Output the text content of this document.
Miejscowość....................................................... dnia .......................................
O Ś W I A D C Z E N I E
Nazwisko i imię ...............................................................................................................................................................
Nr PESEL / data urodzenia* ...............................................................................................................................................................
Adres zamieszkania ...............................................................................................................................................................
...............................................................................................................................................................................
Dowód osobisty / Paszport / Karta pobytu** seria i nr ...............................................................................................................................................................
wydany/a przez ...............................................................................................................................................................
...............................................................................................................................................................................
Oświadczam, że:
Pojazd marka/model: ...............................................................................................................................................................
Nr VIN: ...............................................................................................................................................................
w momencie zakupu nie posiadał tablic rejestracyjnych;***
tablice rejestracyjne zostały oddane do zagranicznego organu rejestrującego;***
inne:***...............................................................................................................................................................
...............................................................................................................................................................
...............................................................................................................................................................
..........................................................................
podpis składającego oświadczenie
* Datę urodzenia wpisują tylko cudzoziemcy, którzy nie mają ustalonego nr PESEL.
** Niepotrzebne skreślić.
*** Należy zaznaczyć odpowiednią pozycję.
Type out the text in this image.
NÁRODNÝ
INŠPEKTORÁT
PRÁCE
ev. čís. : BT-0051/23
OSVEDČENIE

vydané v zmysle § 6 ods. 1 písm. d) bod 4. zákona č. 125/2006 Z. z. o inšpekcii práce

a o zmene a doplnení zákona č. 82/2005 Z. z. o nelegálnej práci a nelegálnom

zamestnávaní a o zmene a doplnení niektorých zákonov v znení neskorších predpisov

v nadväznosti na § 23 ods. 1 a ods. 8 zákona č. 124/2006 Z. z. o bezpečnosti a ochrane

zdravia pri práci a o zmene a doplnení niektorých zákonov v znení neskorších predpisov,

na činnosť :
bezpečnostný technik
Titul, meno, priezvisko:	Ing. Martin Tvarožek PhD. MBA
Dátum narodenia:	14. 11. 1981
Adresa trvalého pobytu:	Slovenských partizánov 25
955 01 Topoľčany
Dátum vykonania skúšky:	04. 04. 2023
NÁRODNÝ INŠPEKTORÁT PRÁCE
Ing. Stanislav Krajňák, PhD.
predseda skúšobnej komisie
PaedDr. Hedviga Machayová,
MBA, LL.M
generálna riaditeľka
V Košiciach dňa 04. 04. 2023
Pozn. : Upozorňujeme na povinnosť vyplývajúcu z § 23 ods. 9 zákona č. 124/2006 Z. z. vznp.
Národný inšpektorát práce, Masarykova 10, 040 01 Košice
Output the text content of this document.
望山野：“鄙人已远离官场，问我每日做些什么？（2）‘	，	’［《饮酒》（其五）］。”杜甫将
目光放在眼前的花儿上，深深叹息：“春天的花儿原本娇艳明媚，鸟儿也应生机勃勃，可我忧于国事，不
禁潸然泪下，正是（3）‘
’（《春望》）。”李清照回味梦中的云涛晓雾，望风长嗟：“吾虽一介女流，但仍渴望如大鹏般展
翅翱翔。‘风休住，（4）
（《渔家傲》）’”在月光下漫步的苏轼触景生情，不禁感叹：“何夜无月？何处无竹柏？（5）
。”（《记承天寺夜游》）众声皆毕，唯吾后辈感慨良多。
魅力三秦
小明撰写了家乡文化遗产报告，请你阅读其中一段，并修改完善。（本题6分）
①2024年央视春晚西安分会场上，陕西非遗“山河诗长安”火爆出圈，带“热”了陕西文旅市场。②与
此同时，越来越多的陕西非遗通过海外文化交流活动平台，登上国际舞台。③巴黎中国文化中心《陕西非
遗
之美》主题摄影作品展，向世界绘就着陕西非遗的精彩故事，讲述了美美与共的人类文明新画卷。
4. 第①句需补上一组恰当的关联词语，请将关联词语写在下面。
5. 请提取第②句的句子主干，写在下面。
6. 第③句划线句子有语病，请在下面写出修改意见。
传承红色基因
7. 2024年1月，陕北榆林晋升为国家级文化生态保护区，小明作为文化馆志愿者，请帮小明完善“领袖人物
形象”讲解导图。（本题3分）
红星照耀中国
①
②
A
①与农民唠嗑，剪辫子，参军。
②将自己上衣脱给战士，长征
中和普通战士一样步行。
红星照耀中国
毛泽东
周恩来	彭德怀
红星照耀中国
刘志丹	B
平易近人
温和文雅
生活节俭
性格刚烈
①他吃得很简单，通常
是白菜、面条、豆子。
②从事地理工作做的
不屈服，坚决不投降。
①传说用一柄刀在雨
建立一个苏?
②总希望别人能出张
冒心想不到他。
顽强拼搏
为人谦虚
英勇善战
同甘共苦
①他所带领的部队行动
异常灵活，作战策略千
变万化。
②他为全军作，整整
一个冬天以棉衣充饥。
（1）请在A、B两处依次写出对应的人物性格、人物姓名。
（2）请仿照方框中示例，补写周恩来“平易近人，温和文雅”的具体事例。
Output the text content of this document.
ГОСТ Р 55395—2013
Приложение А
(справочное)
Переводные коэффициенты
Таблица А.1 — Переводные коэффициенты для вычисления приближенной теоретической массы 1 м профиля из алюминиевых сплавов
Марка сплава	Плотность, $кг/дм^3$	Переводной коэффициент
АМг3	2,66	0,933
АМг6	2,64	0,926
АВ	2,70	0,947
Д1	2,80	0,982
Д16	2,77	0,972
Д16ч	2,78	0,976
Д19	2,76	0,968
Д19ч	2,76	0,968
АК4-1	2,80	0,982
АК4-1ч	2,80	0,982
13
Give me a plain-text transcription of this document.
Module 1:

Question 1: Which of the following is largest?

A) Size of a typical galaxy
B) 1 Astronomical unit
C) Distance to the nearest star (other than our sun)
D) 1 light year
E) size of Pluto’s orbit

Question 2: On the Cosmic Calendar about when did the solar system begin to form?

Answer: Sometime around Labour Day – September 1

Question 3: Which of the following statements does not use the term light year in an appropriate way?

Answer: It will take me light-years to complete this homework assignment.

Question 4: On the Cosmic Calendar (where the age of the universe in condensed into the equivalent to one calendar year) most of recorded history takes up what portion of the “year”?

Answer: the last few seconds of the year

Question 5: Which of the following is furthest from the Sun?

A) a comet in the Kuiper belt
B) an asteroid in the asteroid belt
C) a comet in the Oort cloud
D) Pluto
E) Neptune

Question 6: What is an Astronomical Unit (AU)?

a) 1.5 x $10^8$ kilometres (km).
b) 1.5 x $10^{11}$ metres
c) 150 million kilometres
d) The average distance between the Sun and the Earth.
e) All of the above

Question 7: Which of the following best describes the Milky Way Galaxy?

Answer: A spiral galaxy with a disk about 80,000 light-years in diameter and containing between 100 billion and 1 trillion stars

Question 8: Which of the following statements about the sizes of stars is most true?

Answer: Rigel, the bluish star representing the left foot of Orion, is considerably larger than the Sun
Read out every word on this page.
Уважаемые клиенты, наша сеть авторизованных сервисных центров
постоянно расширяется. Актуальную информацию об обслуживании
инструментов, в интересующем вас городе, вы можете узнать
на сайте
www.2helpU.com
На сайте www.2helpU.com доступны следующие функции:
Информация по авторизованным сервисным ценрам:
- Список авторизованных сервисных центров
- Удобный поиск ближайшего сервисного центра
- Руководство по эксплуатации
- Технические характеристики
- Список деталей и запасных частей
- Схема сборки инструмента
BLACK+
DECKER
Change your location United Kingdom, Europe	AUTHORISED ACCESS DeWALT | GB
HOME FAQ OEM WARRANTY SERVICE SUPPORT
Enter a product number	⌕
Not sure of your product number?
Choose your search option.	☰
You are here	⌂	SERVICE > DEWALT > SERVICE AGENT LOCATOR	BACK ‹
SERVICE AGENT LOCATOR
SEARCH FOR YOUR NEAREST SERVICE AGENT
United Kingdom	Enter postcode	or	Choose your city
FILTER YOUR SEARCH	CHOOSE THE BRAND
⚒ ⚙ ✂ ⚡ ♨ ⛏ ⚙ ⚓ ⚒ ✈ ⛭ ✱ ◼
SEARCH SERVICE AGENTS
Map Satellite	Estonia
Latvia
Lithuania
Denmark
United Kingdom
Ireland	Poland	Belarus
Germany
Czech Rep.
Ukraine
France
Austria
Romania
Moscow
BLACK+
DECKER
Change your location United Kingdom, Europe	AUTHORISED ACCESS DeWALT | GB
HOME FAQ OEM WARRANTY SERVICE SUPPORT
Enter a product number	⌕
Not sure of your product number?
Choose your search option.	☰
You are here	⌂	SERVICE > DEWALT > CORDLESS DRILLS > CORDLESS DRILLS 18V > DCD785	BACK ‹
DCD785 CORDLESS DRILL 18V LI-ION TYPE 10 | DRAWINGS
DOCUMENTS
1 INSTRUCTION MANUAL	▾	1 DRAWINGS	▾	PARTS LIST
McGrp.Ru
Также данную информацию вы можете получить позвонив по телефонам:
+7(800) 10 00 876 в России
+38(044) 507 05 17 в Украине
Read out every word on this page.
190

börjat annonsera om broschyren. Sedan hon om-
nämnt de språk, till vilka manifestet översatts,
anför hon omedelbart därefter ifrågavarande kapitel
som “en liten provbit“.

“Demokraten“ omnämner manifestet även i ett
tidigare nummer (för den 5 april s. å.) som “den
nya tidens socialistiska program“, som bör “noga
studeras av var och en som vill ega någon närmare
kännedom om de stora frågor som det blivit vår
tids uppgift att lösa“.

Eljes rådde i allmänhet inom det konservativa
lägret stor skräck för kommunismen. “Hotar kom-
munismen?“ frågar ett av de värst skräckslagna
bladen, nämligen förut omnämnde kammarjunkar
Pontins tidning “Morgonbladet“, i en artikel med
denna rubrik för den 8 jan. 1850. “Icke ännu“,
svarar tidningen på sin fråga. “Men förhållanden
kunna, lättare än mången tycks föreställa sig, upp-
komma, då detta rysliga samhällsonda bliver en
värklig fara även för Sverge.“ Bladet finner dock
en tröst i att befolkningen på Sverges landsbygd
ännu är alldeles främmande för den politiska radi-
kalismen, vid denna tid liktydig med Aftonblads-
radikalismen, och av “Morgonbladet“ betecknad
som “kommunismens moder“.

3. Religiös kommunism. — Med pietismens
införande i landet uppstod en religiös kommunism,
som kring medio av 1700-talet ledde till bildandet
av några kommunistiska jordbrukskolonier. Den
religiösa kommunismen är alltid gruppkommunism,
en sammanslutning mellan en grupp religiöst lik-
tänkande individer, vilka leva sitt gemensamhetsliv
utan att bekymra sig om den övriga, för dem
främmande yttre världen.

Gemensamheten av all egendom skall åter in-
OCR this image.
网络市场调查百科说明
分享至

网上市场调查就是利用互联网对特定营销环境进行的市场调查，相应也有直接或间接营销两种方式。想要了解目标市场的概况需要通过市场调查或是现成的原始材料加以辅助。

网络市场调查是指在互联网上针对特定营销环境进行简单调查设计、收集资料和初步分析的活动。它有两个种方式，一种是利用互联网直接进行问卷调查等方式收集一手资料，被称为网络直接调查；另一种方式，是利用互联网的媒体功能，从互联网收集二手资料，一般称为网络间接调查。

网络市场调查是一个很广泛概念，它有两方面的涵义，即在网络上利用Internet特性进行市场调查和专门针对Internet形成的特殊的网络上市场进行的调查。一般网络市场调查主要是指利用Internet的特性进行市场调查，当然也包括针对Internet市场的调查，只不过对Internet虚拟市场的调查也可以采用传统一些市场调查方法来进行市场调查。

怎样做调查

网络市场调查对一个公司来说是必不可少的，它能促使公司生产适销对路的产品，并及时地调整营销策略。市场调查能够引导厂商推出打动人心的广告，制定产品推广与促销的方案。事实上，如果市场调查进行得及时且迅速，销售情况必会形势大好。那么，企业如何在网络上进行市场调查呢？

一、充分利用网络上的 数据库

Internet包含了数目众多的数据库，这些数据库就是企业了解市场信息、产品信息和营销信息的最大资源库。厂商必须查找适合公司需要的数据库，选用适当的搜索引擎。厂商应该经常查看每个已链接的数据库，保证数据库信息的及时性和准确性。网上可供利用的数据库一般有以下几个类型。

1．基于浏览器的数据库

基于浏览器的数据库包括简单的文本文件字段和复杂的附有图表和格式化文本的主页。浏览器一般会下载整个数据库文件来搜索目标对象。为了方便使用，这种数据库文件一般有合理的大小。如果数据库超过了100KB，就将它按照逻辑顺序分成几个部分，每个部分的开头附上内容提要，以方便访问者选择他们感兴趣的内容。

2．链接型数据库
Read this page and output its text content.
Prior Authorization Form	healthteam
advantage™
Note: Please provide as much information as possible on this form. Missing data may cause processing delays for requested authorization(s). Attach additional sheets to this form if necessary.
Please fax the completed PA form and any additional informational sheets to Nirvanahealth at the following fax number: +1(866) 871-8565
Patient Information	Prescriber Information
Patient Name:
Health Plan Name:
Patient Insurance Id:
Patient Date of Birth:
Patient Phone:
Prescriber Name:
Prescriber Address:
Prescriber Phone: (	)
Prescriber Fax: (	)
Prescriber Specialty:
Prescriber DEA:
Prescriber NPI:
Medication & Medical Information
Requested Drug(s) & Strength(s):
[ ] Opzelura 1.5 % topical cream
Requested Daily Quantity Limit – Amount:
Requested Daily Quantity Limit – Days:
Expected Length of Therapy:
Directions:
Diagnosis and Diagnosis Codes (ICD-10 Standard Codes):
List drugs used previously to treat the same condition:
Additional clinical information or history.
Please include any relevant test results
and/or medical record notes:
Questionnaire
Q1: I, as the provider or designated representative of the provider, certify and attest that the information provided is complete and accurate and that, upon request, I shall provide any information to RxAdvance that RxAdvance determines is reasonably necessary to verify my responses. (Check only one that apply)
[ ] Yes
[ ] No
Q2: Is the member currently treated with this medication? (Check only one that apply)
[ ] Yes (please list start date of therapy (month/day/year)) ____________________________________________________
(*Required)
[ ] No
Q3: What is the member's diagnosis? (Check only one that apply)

● ● ● ●

Task to carry out: Find each line that has the word "zákonov", then copy it out.

Solution for this problem:
zamestnávaní a o zmene a doplnení niektorých zákonov v znení neskorších predpisov
zdravia pri práci a o zmene a doplnení niektorých zákonov v znení neskorších predpisov,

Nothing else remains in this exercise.